++++ TEXT TO READ

# VG10 vs AUS10?



## KFCUK

Hi KKF,

I am doing some research on VG10 steel and keep coming across AUS10, I know they are different but is this just where it comes from US of A being AUS 10 and Japan being VG10?

440C is this the equivalent to VG10? 

Can any of the steels brake a 62HRC or do they stop at that?


----------



## ModRQC

VG10 and Super Gold 2 - Takefu Stainless Steel Properties and History - Knife Steel Nerds


New experiments on toughness, edge retention, and corrosion resistance of VG10 and Super Gold 2 (SG2). I also covered the history of these Takefu steels.




knifesteelnerds.com


----------



## HumbleHomeCook

AUS steels are Japanese.


----------



## ModRQC

Guess the answer to last would be that most steel can be hardened higher than what you see them go at, but at the detriment of toughness to say the least, but other characteristics may suffer too.

Just follow the above article with a couple other reads from @Larrin


----------



## KFCUK

This is amazing thank you very much @ModRQC & @HumbleHomeCook will get reading


----------



## HumbleHomeCook

Zknives.com is your friend.


----------



## Dzbiq

Aus 10 = 440C. 
VG-10 is similar to 154CM, but better. 154CM was the american super steel which is equaled by ATS-34, the japanese version of the same exact thing. Good stuff for sure, 154CM is a slight upgrade from 440C which makes it bit better than Aus 10.

Quality steels can be hardened over 62HRC, but there is a point for certain steel that it isn't worth pushing hardness and at the same time scarifying toughness and making the knife very brittle.


----------

++++++++
++++ DATA EXCERPTS

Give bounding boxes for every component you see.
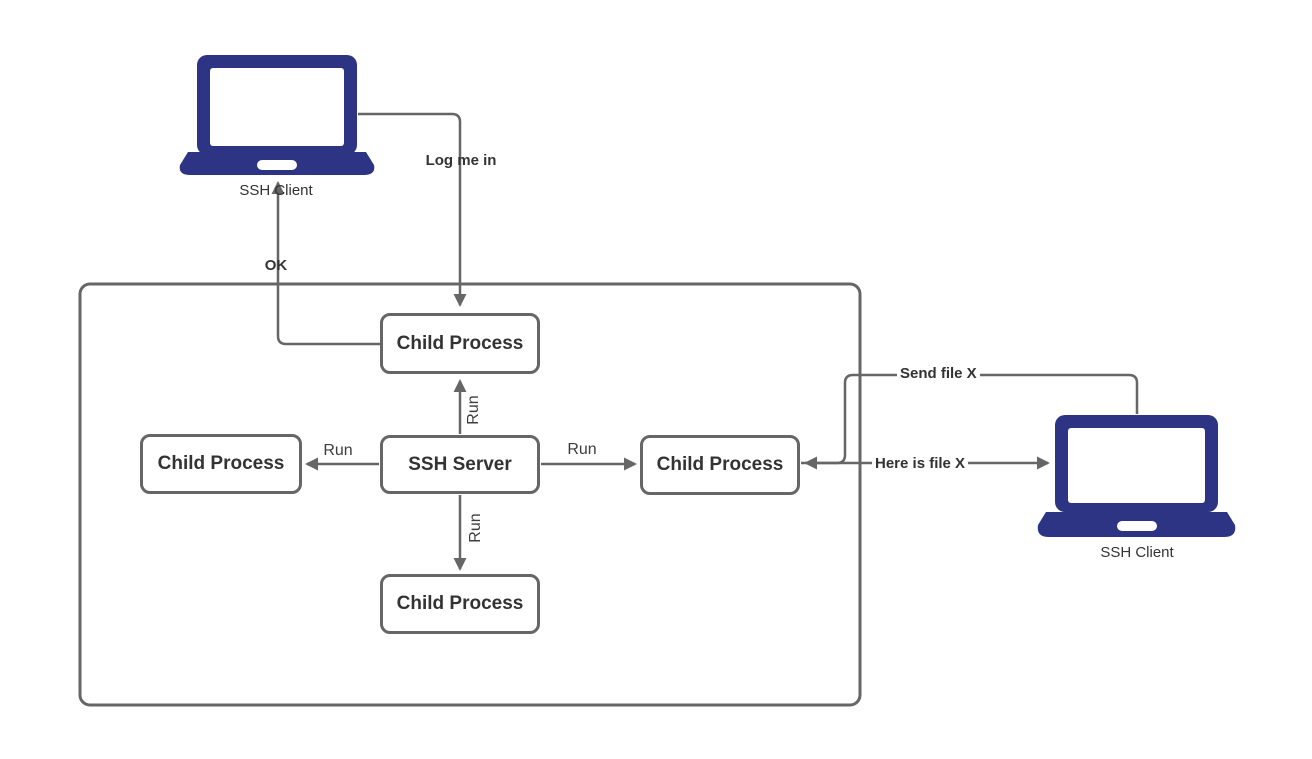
edge-label-run-left: Run bbox=[323, 442, 353, 459]
label-ssh-client-left: SSH Client bbox=[239, 182, 313, 199]
edge-send-file bbox=[804, 373, 1139, 470]
edge-label-ok: OK bbox=[264, 257, 288, 274]
edge-ok bbox=[271, 181, 380, 346]
server-host-container bbox=[78, 282, 862, 707]
node-label: Child Process bbox=[396, 593, 524, 614]
node-child-process-right: Child Process bbox=[640, 435, 800, 495]
laptop-icon-left bbox=[179, 55, 375, 175]
edge-label-here-is-file: Here is file X bbox=[872, 455, 969, 472]
edge-label-run-right: Run bbox=[567, 441, 597, 458]
node-label: Child Process bbox=[656, 454, 784, 475]
node-ssh-server: SSH Server bbox=[380, 435, 540, 494]
node-child-process-bottom: Child Process bbox=[380, 574, 540, 634]
edge-label-run-up: Run bbox=[465, 395, 482, 425]
edge-label-send-file: Send file X bbox=[897, 365, 980, 382]
edge-log-me-in bbox=[358, 112, 467, 307]
edge-label-log-me-in: Log me in bbox=[425, 152, 497, 169]
node-child-process-left: Child Process bbox=[140, 434, 302, 494]
laptop-icon-right bbox=[1037, 415, 1236, 537]
node-label: Child Process bbox=[157, 453, 285, 474]
node-label: Child Process bbox=[396, 332, 524, 354]
node-label: SSH Server bbox=[408, 453, 512, 475]
node-child-process-top: Child Process bbox=[380, 313, 540, 374]
edge-label-run-down: Run bbox=[467, 513, 484, 543]
label-ssh-client-right: SSH Client bbox=[1100, 544, 1174, 561]
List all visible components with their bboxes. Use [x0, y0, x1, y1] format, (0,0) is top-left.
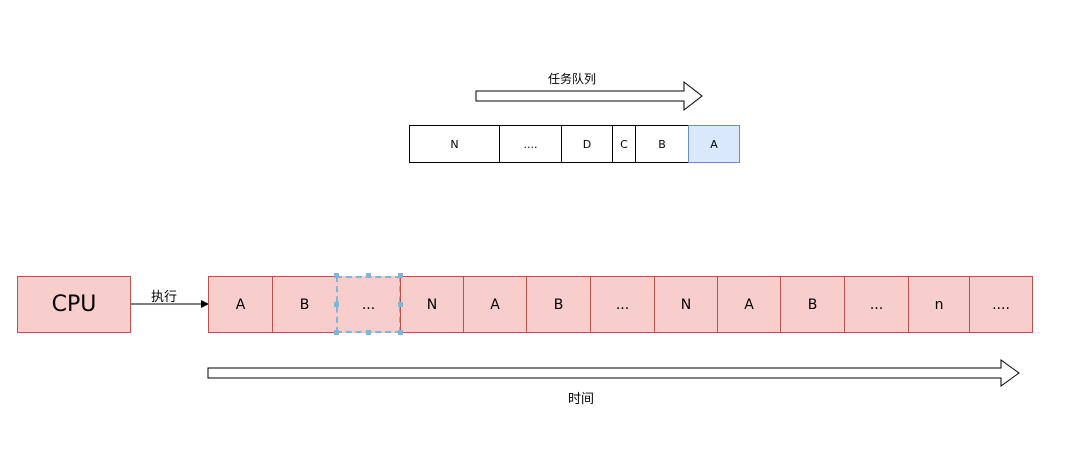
execute-arrow-head [201, 300, 209, 308]
queue-cell-d: D [561, 125, 613, 163]
time-label: 时间 [568, 392, 595, 407]
timeline-cell: ... [590, 276, 655, 333]
time-direction-arrow [207, 359, 1020, 387]
timeline-cell: B [780, 276, 845, 333]
queue-cell-ellipsis: .... [499, 125, 562, 163]
queue-cell-c: C [612, 125, 636, 163]
queue-cell-b: B [635, 125, 689, 163]
queue-direction-arrow [475, 80, 703, 112]
queue-cell-n: N [409, 125, 500, 163]
queue-label: 任务队列 [548, 72, 597, 86]
timeline-cell: .... [969, 276, 1033, 333]
execute-label: 执行 [151, 290, 178, 305]
timeline-cell: ... [844, 276, 909, 333]
timeline-cell: A [208, 276, 273, 333]
queue-cell-a: A [688, 125, 740, 163]
timeline-cell: B [526, 276, 591, 333]
timeline-cell: B [272, 276, 337, 333]
cpu-box: CPU [17, 276, 131, 333]
timeline-cell: A [717, 276, 781, 333]
timeline-cell: n [908, 276, 970, 333]
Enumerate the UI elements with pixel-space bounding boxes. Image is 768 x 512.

++++++++

__EXERCISE INSTRUCTIONS__
From the knife steel thread above, transcribe everything from "New experiments on" down to "these Takefu steels.".

__RESULT OF THE TASK__
New experiments on toughness, edge retention, and corrosion resistance of VG10 and Super Gold 2 (SG2). I also covered the history of these Takefu steels.